Extracted data entries:
## Begin
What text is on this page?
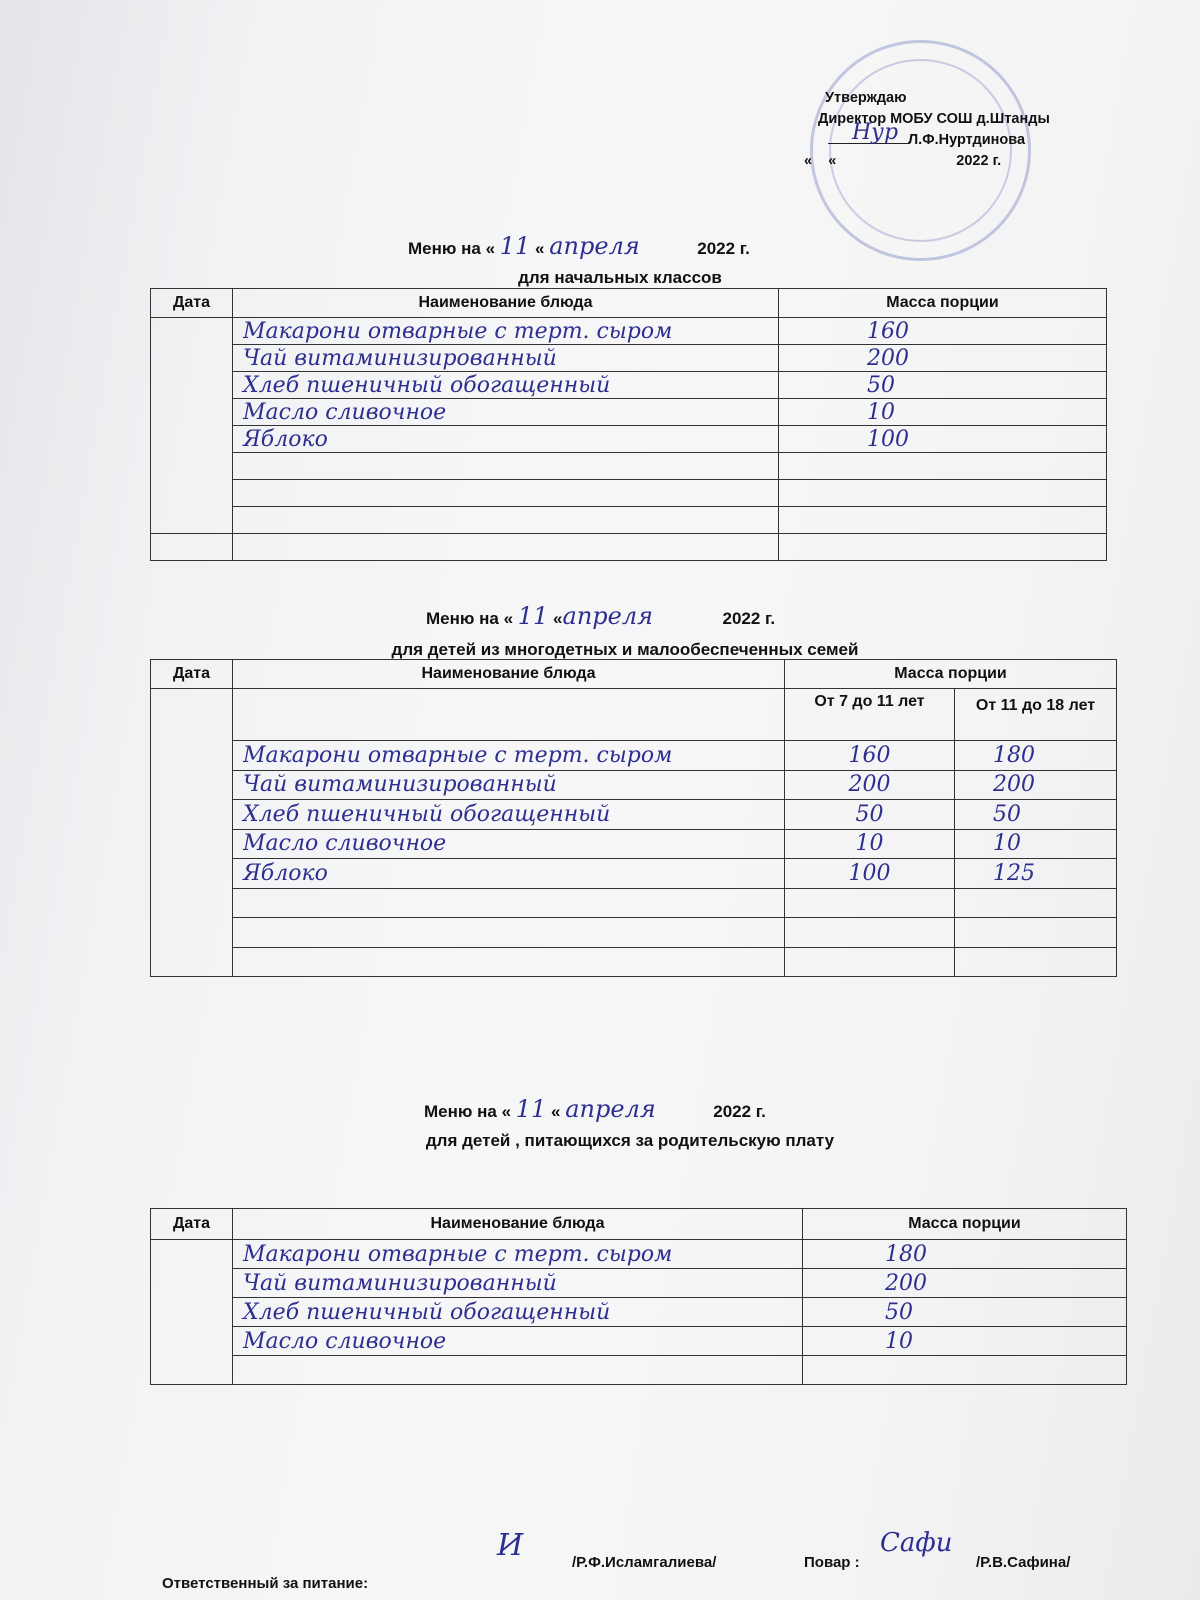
Утверждаю
Директор МОБУ СОШ д.Штанды
Нур Л.Ф.Нуртдинова
« «	2022 г.
Меню на « 11 « апреля	2022 г.
для начальных классов
Дата	Наименование блюда	Масса порции
	Макарони отварные с терт. сыром	160
	Чай витаминизированный	200
	Хлеб пшеничный обогащенный	50
	Масло сливочное	10
	Яблоко	100

Меню на « 11 «апреля	2022 г.
для детей из многодетных и малообеспеченных семей
Дата	Наименование блюда	Масса порции	
		От 7 до 11 лет	От 11 до 18 лет
	Макарони отварные с терт. сыром	160	180
	Чай витаминизированный	200	200
	Хлеб пшеничный обогащенный	50	50
	Масло сливочное	10	10
	Яблоко	100	125

Меню на « 11 « апреля	2022 г.
для детей , питающихся за родительскую плату
Дата	Наименование блюда	Масса порции
	Макарони отварные с терт. сыром	180
	Чай витаминизированный	200
	Хлеб пшеничный обогащенный	50
	Масло сливочное	10

Ответственный за питание:
И	/Р.Ф.Исламгалиева/	Повар :
Сафи
/Р.В.Сафина/
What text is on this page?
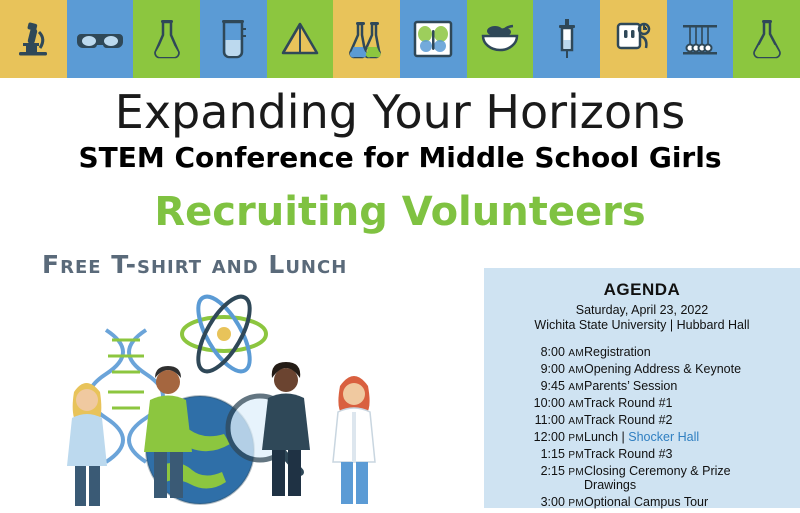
Expanding Your Horizons
STEM Conference for Middle School Girls
Recruiting Volunteers
Free T-shirt and Lunch
AGENDA
Saturday, April 23, 2022
Wichita State University | Hubbard Hall
8:00 AM	Registration
9:00 AM	Opening Address & Keynote
9:45 AM	Parents’ Session
10:00 AM	Track Round #1
11:00 AM	Track Round #2
12:00 PM	Lunch | Shocker Hall
1:15 PM	Track Round #3
2:15 PM	Closing Ceremony & Prize Drawings
3:00 PM	Optional Campus Tour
## End
Direction:
Copy out each record shown above without alteration, skipping any picture.

Solution:
What text is on this page?
Утверждаю
Директор МОБУ СОШ д.Штанды
Нур Л.Ф.Нуртдинова
« «	2022 г.
Меню на « 11 « апреля	2022 г.
для начальных классов
Дата	Наименование блюда	Масса порции
	Макарони отварные с терт. сыром	160
	Чай витаминизированный	200
	Хлеб пшеничный обогащенный	50
	Масло сливочное	10
	Яблоко	100

Меню на « 11 «апреля	2022 г.
для детей из многодетных и малообеспеченных семей
Дата	Наименование блюда	Масса порции	
		От 7 до 11 лет	От 11 до 18 лет
	Макарони отварные с терт. сыром	160	180
	Чай витаминизированный	200	200
	Хлеб пшеничный обогащенный	50	50
	Масло сливочное	10	10
	Яблоко	100	125

Меню на « 11 « апреля	2022 г.
для детей , питающихся за родительскую плату
Дата	Наименование блюда	Масса порции
	Макарони отварные с терт. сыром	180
	Чай витаминизированный	200
	Хлеб пшеничный обогащенный	50
	Масло сливочное	10

Ответственный за питание:
И	/Р.Ф.Исламгалиева/	Повар :
Сафи
/Р.В.Сафина/
What text is on this page?
Expanding Your Horizons
STEM Conference for Middle School Girls
Recruiting Volunteers
Free T-shirt and Lunch
AGENDA
Saturday, April 23, 2022
Wichita State University | Hubbard Hall
8:00 AM	Registration
9:00 AM	Opening Address & Keynote
9:45 AM	Parents’ Session
10:00 AM	Track Round #1
11:00 AM	Track Round #2
12:00 PM	Lunch | Shocker Hall
1:15 PM	Track Round #3
2:15 PM	Closing Ceremony & Prize Drawings
3:00 PM	Optional Campus Tour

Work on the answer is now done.